--- GIVEN PROBLEM ---
Reproduce the full listing below unchanged, apart from the pictures.

++++

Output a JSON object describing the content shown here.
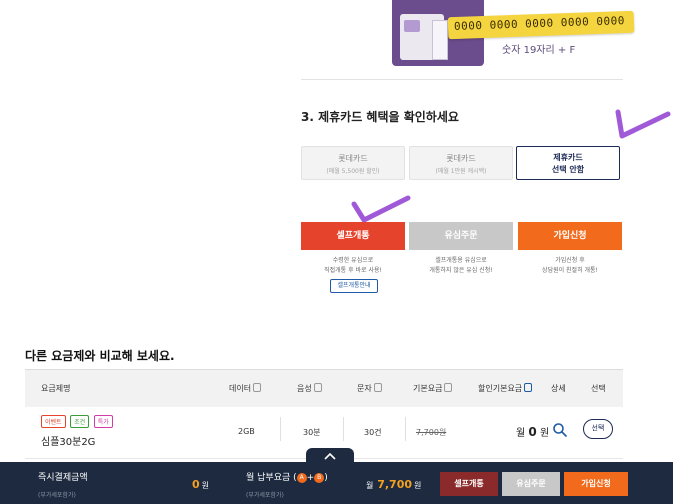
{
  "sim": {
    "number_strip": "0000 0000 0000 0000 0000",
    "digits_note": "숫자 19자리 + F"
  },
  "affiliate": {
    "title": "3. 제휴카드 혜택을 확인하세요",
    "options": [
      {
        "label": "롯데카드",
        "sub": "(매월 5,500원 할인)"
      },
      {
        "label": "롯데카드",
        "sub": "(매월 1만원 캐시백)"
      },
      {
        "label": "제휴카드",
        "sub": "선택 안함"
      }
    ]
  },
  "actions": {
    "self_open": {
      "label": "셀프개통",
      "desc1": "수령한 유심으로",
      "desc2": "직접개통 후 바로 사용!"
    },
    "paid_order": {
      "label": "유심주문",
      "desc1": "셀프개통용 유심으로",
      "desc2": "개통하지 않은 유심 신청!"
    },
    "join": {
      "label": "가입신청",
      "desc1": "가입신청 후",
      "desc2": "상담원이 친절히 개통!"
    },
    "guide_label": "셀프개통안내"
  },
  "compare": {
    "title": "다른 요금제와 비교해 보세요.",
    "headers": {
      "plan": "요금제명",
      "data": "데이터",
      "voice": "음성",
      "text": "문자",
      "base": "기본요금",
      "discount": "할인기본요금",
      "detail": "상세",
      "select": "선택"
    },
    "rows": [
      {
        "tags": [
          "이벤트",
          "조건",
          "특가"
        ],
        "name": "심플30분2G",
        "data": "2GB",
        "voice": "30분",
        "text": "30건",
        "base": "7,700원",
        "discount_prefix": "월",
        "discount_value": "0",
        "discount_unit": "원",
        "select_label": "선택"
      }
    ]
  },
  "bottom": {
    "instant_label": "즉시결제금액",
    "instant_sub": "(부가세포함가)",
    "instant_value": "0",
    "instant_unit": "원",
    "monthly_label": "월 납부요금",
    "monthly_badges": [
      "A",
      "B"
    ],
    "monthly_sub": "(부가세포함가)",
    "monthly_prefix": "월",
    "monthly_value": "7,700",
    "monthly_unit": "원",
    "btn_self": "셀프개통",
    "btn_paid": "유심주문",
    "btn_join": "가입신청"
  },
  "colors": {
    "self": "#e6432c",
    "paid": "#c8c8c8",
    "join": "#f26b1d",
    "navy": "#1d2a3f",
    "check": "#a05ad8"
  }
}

++++

--- WRITTEN SOLUTION ---
Output a JSON object describing the content shown here.
{
  "sim": {
    "number_strip": "0000 0000 0000 0000 0000",
    "digits_note": "숫자 19자리 + F"
  },
  "affiliate": {
    "title": "3. 제휴카드 혜택을 확인하세요",
    "options": [
      {
        "label": "롯데카드",
        "sub": "(매월 5,500원 할인)"
      },
      {
        "label": "롯데카드",
        "sub": "(매월 1만원 캐시백)"
      },
      {
        "label": "제휴카드",
        "sub": "선택 안함"
      }
    ]
  },
  "actions": {
    "self_open": {
      "label": "셀프개통",
      "desc1": "수령한 유심으로",
      "desc2": "직접개통 후 바로 사용!"
    },
    "paid_order": {
      "label": "유심주문",
      "desc1": "셀프개통용 유심으로",
      "desc2": "개통하지 않은 유심 신청!"
    },
    "join": {
      "label": "가입신청",
      "desc1": "가입신청 후",
      "desc2": "상담원이 친절히 개통!"
    },
    "guide_label": "셀프개통안내"
  },
  "compare": {
    "title": "다른 요금제와 비교해 보세요.",
    "headers": {
      "plan": "요금제명",
      "data": "데이터",
      "voice": "음성",
      "text": "문자",
      "base": "기본요금",
      "discount": "할인기본요금",
      "detail": "상세",
      "select": "선택"
    },
    "rows": [
      {
        "tags": [
          "이벤트",
          "조건",
          "특가"
        ],
        "name": "심플30분2G",
        "data": "2GB",
        "voice": "30분",
        "text": "30건",
        "base": "7,700원",
        "discount_prefix": "월",
        "discount_value": "0",
        "discount_unit": "원",
        "select_label": "선택"
      }
    ]
  },
  "bottom": {
    "instant_label": "즉시결제금액",
    "instant_sub": "(부가세포함가)",
    "instant_value": "0",
    "instant_unit": "원",
    "monthly_label": "월 납부요금",
    "monthly_badges": [
      "A",
      "B"
    ],
    "monthly_sub": "(부가세포함가)",
    "monthly_prefix": "월",
    "monthly_value": "7,700",
    "monthly_unit": "원",
    "btn_self": "셀프개통",
    "btn_paid": "유심주문",
    "btn_join": "가입신청"
  },
  "colors": {
    "self": "#e6432c",
    "paid": "#c8c8c8",
    "join": "#f26b1d",
    "navy": "#1d2a3f",
    "check": "#a05ad8"
  }
}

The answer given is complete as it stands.